## Direction
Extract the entries in their exact form.

## Items
·····

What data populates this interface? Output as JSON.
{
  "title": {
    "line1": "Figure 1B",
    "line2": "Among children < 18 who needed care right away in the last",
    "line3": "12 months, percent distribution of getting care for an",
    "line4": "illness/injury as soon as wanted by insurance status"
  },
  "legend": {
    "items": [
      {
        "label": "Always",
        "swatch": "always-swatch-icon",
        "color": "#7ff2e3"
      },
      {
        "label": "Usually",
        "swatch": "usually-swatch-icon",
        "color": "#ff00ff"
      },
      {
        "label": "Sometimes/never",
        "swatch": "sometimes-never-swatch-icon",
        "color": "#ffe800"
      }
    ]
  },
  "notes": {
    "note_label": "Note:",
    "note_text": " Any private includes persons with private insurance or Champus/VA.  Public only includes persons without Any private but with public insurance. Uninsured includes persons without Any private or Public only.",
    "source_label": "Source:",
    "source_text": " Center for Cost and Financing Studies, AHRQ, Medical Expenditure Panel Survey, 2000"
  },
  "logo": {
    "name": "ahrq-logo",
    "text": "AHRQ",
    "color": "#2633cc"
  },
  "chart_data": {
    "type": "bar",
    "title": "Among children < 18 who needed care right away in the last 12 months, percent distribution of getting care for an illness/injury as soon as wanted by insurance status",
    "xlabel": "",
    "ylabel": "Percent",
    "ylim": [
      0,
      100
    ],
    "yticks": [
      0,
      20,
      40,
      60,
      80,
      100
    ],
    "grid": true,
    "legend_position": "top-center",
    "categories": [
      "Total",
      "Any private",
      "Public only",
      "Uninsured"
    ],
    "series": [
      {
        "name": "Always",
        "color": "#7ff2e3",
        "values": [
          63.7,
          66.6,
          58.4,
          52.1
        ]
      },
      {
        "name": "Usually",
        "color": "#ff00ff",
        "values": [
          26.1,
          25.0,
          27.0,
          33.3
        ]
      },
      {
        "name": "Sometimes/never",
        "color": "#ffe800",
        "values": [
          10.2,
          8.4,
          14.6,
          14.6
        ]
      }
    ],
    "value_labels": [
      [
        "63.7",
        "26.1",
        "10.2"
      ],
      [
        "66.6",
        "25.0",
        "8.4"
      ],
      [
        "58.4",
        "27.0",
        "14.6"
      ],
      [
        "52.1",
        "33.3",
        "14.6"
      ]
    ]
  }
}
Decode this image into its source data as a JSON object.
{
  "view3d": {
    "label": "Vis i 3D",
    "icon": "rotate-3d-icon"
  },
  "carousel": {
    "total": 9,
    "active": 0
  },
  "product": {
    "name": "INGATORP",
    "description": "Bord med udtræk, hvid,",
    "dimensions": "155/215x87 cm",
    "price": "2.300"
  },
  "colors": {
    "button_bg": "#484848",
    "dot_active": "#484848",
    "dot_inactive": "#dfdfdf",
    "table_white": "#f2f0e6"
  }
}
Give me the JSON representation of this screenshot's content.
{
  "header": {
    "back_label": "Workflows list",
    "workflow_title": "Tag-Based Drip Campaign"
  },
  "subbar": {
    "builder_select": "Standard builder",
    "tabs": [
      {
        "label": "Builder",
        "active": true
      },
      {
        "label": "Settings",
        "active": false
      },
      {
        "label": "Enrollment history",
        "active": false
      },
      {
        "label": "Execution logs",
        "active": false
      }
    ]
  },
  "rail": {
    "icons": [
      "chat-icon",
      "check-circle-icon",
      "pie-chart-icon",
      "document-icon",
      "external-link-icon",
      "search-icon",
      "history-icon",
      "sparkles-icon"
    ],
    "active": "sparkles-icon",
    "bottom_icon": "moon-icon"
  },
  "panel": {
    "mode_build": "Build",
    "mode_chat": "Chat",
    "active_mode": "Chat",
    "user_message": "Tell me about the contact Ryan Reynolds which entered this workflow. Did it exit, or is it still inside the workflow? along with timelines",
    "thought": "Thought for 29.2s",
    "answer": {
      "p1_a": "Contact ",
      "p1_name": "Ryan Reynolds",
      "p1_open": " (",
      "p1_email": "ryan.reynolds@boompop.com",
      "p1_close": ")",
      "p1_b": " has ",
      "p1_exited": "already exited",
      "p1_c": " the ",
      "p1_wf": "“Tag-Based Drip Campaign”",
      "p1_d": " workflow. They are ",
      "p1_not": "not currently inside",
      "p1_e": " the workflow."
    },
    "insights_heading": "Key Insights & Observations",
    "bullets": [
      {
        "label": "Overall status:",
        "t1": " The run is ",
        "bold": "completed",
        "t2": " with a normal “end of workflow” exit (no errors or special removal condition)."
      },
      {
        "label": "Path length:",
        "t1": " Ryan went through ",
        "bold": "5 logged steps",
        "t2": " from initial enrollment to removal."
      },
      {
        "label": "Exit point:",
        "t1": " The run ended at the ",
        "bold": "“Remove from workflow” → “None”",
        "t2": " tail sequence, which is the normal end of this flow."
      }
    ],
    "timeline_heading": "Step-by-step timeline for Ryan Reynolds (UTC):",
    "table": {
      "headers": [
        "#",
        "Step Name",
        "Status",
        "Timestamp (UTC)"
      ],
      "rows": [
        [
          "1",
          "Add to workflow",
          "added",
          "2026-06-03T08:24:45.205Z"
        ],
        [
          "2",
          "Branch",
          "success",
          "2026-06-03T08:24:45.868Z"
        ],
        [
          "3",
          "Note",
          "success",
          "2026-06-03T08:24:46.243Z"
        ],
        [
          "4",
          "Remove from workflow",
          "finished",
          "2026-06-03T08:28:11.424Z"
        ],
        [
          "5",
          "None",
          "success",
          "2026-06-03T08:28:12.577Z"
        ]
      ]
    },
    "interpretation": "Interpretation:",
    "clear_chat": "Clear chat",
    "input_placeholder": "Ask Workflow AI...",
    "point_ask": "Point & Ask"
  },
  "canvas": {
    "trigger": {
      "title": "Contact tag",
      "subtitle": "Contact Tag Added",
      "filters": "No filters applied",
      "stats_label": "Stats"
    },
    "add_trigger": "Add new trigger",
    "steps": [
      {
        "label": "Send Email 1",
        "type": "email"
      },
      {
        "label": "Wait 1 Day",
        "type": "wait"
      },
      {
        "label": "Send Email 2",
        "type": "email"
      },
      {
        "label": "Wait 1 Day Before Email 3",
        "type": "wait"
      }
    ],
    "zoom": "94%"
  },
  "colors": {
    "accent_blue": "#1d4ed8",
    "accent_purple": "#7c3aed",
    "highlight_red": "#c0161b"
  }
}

·····

## Solution to this exercise
What data populates this interface? Output as JSON.
{
  "title": {
    "line1": "Figure 1B",
    "line2": "Among children < 18 who needed care right away in the last",
    "line3": "12 months, percent distribution of getting care for an",
    "line4": "illness/injury as soon as wanted by insurance status"
  },
  "legend": {
    "items": [
      {
        "label": "Always",
        "swatch": "always-swatch-icon",
        "color": "#7ff2e3"
      },
      {
        "label": "Usually",
        "swatch": "usually-swatch-icon",
        "color": "#ff00ff"
      },
      {
        "label": "Sometimes/never",
        "swatch": "sometimes-never-swatch-icon",
        "color": "#ffe800"
      }
    ]
  },
  "notes": {
    "note_label": "Note:",
    "note_text": " Any private includes persons with private insurance or Champus/VA.  Public only includes persons without Any private but with public insurance. Uninsured includes persons without Any private or Public only.",
    "source_label": "Source:",
    "source_text": " Center for Cost and Financing Studies, AHRQ, Medical Expenditure Panel Survey, 2000"
  },
  "logo": {
    "name": "ahrq-logo",
    "text": "AHRQ",
    "color": "#2633cc"
  },
  "chart_data": {
    "type": "bar",
    "title": "Among children < 18 who needed care right away in the last 12 months, percent distribution of getting care for an illness/injury as soon as wanted by insurance status",
    "xlabel": "",
    "ylabel": "Percent",
    "ylim": [
      0,
      100
    ],
    "yticks": [
      0,
      20,
      40,
      60,
      80,
      100
    ],
    "grid": true,
    "legend_position": "top-center",
    "categories": [
      "Total",
      "Any private",
      "Public only",
      "Uninsured"
    ],
    "series": [
      {
        "name": "Always",
        "color": "#7ff2e3",
        "values": [
          63.7,
          66.6,
          58.4,
          52.1
        ]
      },
      {
        "name": "Usually",
        "color": "#ff00ff",
        "values": [
          26.1,
          25.0,
          27.0,
          33.3
        ]
      },
      {
        "name": "Sometimes/never",
        "color": "#ffe800",
        "values": [
          10.2,
          8.4,
          14.6,
          14.6
        ]
      }
    ],
    "value_labels": [
      [
        "63.7",
        "26.1",
        "10.2"
      ],
      [
        "66.6",
        "25.0",
        "8.4"
      ],
      [
        "58.4",
        "27.0",
        "14.6"
      ],
      [
        "52.1",
        "33.3",
        "14.6"
      ]
    ]
  }
}
Decode this image into its source data as a JSON object.
{
  "view3d": {
    "label": "Vis i 3D",
    "icon": "rotate-3d-icon"
  },
  "carousel": {
    "total": 9,
    "active": 0
  },
  "product": {
    "name": "INGATORP",
    "description": "Bord med udtræk, hvid,",
    "dimensions": "155/215x87 cm",
    "price": "2.300"
  },
  "colors": {
    "button_bg": "#484848",
    "dot_active": "#484848",
    "dot_inactive": "#dfdfdf",
    "table_white": "#f2f0e6"
  }
}
Give me the JSON representation of this screenshot's content.
{
  "header": {
    "back_label": "Workflows list",
    "workflow_title": "Tag-Based Drip Campaign"
  },
  "subbar": {
    "builder_select": "Standard builder",
    "tabs": [
      {
        "label": "Builder",
        "active": true
      },
      {
        "label": "Settings",
        "active": false
      },
      {
        "label": "Enrollment history",
        "active": false
      },
      {
        "label": "Execution logs",
        "active": false
      }
    ]
  },
  "rail": {
    "icons": [
      "chat-icon",
      "check-circle-icon",
      "pie-chart-icon",
      "document-icon",
      "external-link-icon",
      "search-icon",
      "history-icon",
      "sparkles-icon"
    ],
    "active": "sparkles-icon",
    "bottom_icon": "moon-icon"
  },
  "panel": {
    "mode_build": "Build",
    "mode_chat": "Chat",
    "active_mode": "Chat",
    "user_message": "Tell me about the contact Ryan Reynolds which entered this workflow. Did it exit, or is it still inside the workflow? along with timelines",
    "thought": "Thought for 29.2s",
    "answer": {
      "p1_a": "Contact ",
      "p1_name": "Ryan Reynolds",
      "p1_open": " (",
      "p1_email": "ryan.reynolds@boompop.com",
      "p1_close": ")",
      "p1_b": " has ",
      "p1_exited": "already exited",
      "p1_c": " the ",
      "p1_wf": "“Tag-Based Drip Campaign”",
      "p1_d": " workflow. They are ",
      "p1_not": "not currently inside",
      "p1_e": " the workflow."
    },
    "insights_heading": "Key Insights & Observations",
    "bullets": [
      {
        "label": "Overall status:",
        "t1": " The run is ",
        "bold": "completed",
        "t2": " with a normal “end of workflow” exit (no errors or special removal condition)."
      },
      {
        "label": "Path length:",
        "t1": " Ryan went through ",
        "bold": "5 logged steps",
        "t2": " from initial enrollment to removal."
      },
      {
        "label": "Exit point:",
        "t1": " The run ended at the ",
        "bold": "“Remove from workflow” → “None”",
        "t2": " tail sequence, which is the normal end of this flow."
      }
    ],
    "timeline_heading": "Step-by-step timeline for Ryan Reynolds (UTC):",
    "table": {
      "headers": [
        "#",
        "Step Name",
        "Status",
        "Timestamp (UTC)"
      ],
      "rows": [
        [
          "1",
          "Add to workflow",
          "added",
          "2026-06-03T08:24:45.205Z"
        ],
        [
          "2",
          "Branch",
          "success",
          "2026-06-03T08:24:45.868Z"
        ],
        [
          "3",
          "Note",
          "success",
          "2026-06-03T08:24:46.243Z"
        ],
        [
          "4",
          "Remove from workflow",
          "finished",
          "2026-06-03T08:28:11.424Z"
        ],
        [
          "5",
          "None",
          "success",
          "2026-06-03T08:28:12.577Z"
        ]
      ]
    },
    "interpretation": "Interpretation:",
    "clear_chat": "Clear chat",
    "input_placeholder": "Ask Workflow AI...",
    "point_ask": "Point & Ask"
  },
  "canvas": {
    "trigger": {
      "title": "Contact tag",
      "subtitle": "Contact Tag Added",
      "filters": "No filters applied",
      "stats_label": "Stats"
    },
    "add_trigger": "Add new trigger",
    "steps": [
      {
        "label": "Send Email 1",
        "type": "email"
      },
      {
        "label": "Wait 1 Day",
        "type": "wait"
      },
      {
        "label": "Send Email 2",
        "type": "email"
      },
      {
        "label": "Wait 1 Day Before Email 3",
        "type": "wait"
      }
    ],
    "zoom": "94%"
  },
  "colors": {
    "accent_blue": "#1d4ed8",
    "accent_purple": "#7c3aed",
    "highlight_red": "#c0161b"
  }
}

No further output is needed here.